### [Task prompt]
Report back each line of the records that contains the string "object".

### [Entries shown]
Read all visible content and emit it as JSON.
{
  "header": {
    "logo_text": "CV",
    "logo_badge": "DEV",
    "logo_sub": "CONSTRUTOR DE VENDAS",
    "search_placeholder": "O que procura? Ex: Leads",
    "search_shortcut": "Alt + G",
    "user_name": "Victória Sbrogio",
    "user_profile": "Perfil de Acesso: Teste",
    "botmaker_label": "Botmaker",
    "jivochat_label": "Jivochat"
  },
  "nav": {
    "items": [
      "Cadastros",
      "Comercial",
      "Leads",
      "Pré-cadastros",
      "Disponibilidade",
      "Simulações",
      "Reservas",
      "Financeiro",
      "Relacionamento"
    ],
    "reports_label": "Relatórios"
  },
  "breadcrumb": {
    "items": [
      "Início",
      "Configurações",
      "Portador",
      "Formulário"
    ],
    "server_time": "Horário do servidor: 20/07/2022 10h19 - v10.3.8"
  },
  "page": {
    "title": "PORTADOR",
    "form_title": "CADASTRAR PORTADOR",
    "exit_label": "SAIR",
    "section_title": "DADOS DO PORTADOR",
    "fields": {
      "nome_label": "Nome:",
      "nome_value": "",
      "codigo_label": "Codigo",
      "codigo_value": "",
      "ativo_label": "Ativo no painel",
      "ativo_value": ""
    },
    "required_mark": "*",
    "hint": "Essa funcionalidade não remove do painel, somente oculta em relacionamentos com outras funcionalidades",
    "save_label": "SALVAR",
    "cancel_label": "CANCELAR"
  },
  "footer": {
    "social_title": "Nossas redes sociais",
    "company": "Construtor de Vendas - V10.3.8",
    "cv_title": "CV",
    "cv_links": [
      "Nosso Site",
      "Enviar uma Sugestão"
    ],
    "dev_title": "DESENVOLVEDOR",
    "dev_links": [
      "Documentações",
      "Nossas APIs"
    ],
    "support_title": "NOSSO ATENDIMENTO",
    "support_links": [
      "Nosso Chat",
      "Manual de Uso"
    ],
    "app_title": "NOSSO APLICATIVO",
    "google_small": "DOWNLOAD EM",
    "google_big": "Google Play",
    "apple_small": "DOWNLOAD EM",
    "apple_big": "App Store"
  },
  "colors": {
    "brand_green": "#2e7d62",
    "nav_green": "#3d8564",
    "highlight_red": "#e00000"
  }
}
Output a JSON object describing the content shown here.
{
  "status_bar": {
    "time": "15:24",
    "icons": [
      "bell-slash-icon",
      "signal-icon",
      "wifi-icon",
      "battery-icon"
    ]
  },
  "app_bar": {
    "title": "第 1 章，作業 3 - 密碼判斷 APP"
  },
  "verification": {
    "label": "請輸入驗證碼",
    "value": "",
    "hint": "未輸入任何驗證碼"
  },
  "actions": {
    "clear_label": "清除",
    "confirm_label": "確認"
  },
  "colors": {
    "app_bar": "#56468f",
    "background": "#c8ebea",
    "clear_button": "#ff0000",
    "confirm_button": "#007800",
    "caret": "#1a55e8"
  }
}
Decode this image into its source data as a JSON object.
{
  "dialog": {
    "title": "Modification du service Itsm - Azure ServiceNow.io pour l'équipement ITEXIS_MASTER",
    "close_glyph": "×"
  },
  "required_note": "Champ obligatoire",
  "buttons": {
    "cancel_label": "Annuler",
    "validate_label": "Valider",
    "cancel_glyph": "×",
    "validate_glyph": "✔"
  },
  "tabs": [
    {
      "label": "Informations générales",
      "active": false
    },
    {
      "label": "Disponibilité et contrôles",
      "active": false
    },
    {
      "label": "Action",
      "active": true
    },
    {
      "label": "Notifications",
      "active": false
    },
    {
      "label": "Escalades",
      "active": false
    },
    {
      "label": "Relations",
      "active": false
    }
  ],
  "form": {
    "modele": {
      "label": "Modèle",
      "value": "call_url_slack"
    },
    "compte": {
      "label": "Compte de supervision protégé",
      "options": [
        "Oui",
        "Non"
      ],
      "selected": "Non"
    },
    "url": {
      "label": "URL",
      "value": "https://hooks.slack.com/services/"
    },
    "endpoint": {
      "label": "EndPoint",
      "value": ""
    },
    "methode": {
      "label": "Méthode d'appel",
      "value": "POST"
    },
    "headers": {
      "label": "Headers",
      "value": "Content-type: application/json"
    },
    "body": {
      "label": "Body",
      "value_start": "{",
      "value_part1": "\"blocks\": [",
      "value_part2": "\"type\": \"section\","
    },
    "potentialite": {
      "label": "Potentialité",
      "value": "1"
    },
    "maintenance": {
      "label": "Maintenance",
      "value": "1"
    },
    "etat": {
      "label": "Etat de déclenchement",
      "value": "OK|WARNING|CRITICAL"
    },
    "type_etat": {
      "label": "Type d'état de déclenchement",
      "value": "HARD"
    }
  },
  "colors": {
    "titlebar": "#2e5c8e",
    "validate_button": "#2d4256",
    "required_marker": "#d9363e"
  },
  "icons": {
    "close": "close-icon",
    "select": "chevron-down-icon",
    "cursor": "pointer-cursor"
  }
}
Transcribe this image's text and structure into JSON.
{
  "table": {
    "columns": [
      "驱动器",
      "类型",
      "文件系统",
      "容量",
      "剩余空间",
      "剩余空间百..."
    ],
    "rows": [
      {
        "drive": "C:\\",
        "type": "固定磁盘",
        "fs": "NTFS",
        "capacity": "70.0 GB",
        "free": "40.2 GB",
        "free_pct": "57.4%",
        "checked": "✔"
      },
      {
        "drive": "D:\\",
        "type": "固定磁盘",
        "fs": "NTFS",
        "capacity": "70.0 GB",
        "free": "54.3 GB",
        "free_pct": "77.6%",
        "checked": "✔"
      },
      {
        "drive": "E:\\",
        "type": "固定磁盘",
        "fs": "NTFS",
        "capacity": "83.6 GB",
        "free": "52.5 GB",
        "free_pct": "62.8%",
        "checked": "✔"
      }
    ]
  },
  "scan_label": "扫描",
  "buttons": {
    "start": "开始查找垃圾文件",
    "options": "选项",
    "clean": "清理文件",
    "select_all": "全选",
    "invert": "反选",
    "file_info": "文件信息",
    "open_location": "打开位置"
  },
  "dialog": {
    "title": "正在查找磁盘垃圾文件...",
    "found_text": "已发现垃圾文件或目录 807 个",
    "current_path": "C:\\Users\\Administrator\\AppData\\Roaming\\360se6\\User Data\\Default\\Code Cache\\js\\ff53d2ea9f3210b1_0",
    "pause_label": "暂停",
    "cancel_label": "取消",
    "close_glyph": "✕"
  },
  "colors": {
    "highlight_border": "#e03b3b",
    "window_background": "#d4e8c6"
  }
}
...
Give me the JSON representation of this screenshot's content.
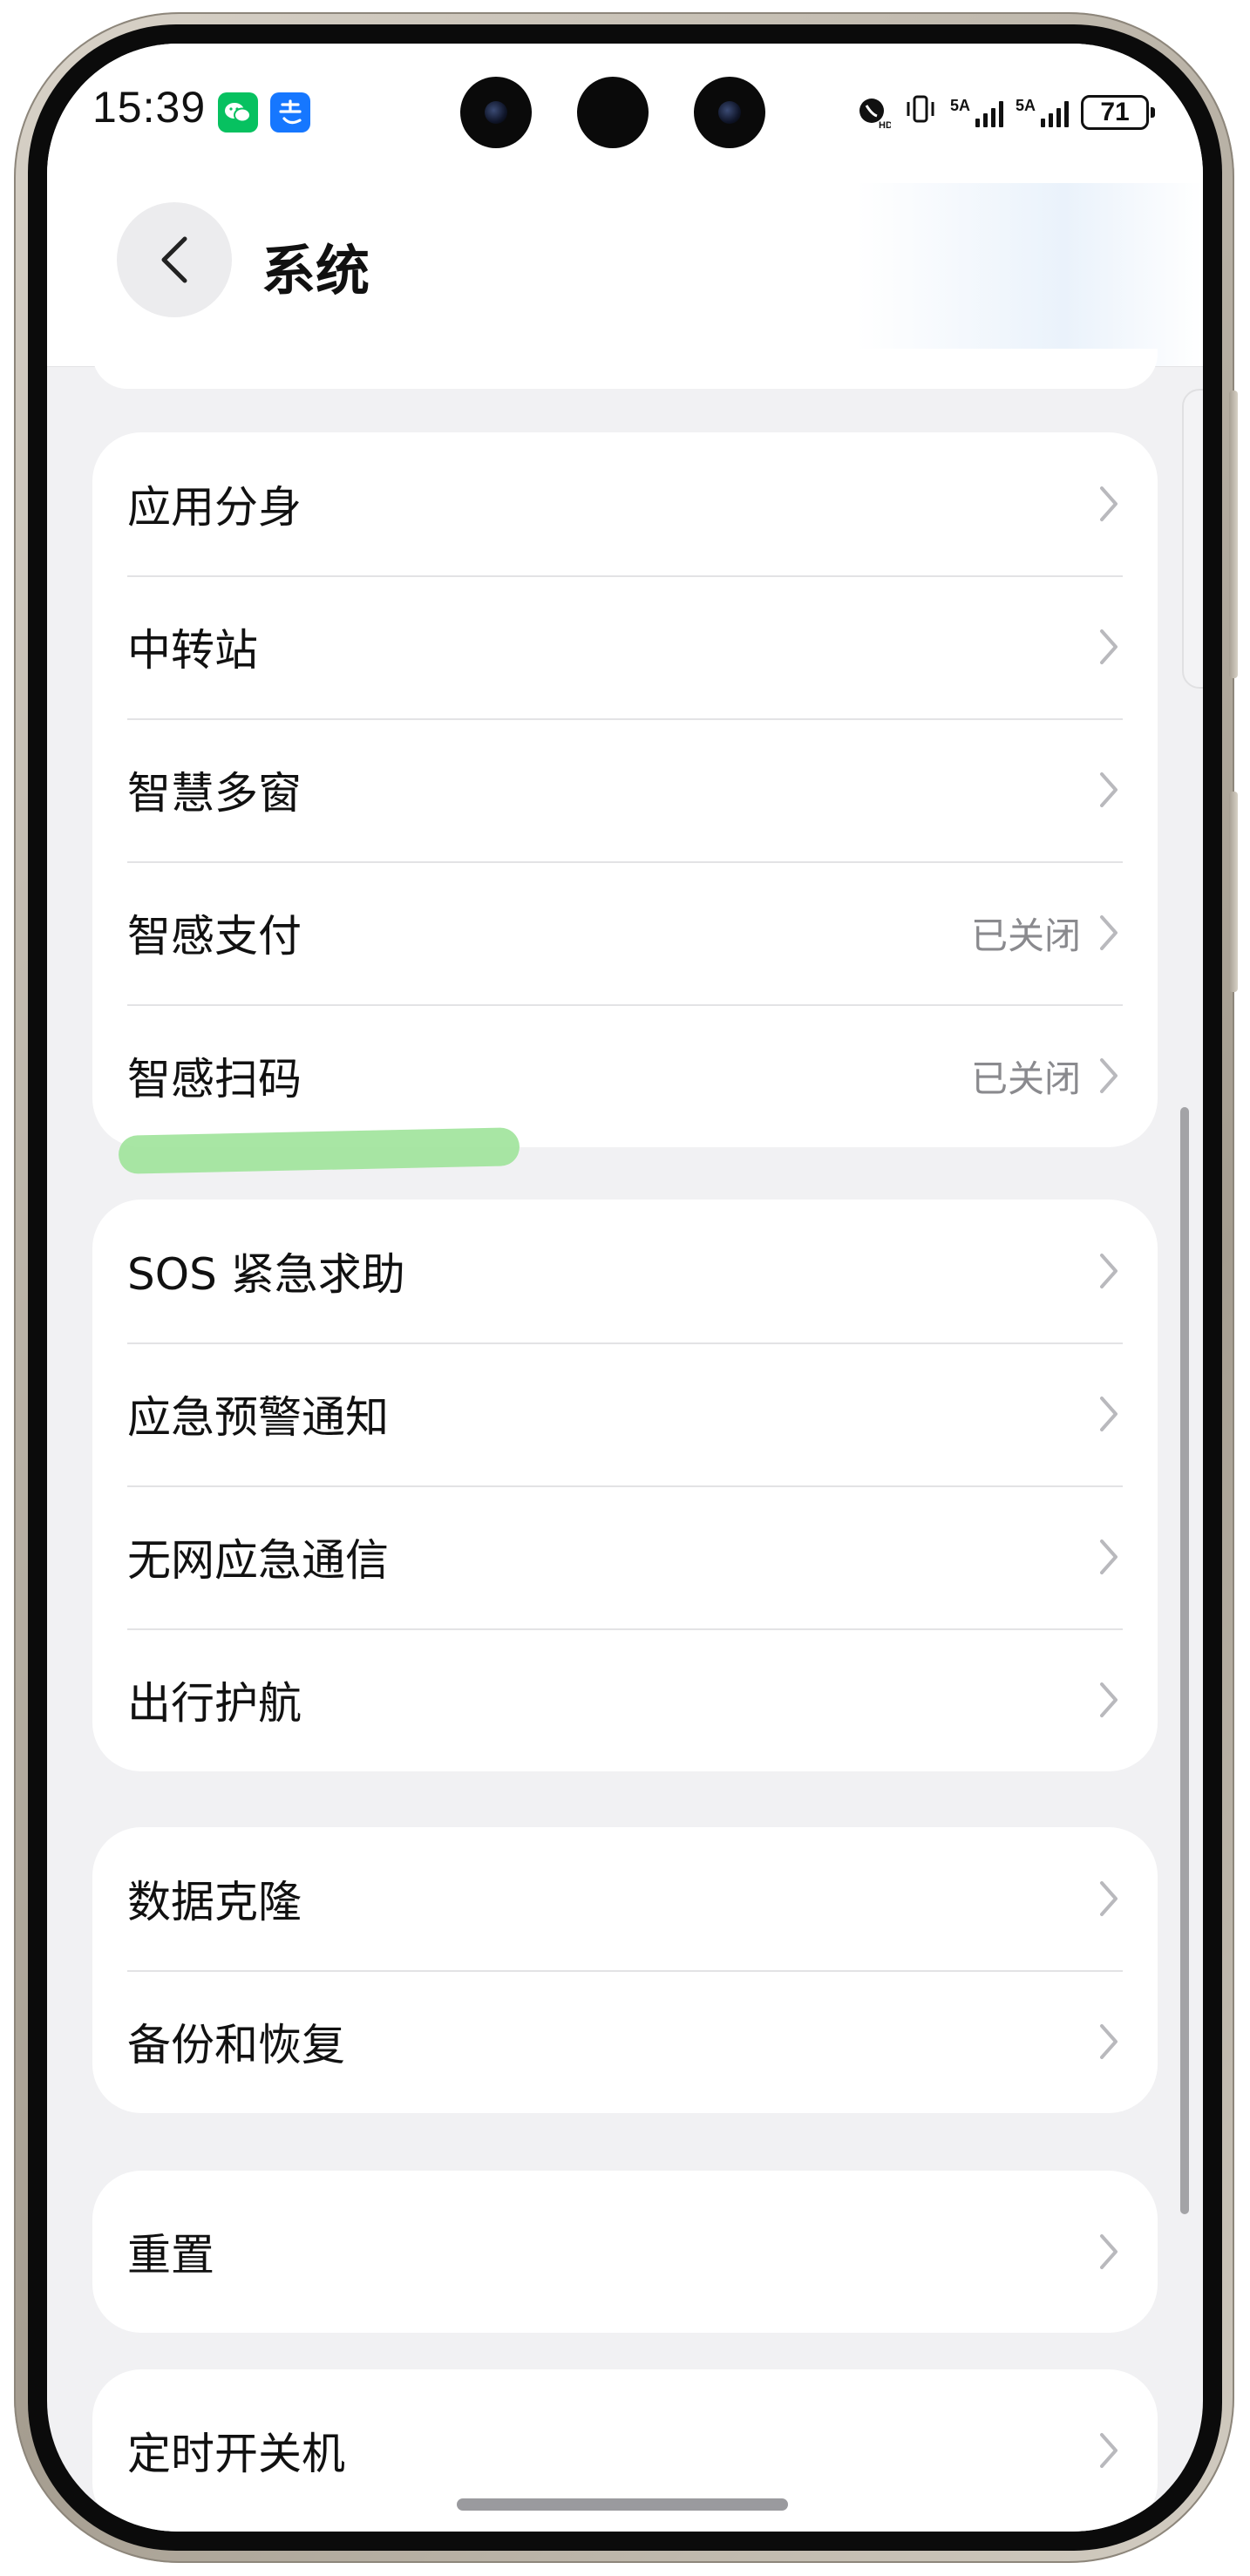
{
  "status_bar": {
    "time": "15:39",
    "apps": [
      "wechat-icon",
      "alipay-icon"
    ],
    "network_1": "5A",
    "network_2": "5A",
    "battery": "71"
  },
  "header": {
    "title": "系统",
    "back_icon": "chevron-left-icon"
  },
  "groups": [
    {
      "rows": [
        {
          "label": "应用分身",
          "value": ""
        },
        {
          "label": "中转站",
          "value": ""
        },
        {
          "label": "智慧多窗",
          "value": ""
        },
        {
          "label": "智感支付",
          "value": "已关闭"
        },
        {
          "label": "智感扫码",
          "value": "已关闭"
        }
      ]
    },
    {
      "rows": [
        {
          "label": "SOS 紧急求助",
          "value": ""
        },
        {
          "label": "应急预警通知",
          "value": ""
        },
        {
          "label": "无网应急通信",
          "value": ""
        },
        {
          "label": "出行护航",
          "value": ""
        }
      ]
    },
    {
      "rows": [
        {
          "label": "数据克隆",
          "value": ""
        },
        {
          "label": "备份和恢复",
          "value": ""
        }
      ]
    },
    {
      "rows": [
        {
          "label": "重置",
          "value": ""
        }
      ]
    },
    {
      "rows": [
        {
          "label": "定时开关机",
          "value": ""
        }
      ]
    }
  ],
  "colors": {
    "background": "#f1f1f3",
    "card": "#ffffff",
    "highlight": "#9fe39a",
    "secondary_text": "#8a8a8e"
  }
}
* * *
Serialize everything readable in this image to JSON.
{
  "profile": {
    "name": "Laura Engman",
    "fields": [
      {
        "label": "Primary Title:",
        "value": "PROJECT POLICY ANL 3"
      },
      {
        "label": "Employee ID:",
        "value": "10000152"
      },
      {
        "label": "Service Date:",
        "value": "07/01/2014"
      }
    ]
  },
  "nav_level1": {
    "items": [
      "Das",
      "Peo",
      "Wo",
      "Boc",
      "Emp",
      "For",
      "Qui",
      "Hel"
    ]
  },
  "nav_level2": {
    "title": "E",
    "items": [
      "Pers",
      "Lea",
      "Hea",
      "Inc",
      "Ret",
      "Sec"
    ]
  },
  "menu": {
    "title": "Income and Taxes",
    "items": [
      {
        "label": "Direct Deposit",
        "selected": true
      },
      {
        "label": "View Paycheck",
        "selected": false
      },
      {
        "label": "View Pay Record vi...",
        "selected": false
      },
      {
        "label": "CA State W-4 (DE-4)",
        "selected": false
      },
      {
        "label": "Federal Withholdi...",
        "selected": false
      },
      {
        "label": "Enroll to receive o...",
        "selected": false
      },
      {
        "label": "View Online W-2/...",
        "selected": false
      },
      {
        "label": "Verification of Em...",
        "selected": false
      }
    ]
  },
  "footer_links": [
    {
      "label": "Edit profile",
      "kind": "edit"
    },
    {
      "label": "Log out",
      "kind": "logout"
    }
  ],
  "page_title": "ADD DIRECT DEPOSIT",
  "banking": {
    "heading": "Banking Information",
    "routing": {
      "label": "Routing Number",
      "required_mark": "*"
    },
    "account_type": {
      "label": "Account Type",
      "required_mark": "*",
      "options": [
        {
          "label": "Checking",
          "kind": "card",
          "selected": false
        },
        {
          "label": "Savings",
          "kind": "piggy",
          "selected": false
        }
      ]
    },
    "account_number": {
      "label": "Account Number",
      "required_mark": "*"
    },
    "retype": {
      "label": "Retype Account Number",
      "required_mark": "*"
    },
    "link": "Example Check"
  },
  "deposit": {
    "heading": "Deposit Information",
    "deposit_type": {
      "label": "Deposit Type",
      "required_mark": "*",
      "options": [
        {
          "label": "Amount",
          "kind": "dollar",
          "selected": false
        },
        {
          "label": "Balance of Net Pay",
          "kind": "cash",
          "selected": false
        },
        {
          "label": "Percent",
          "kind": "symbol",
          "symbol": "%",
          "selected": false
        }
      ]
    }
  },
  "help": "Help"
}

### [Task output]
Output a JSON object describing the content shown here.
Decode this image into its source data as a JSON object.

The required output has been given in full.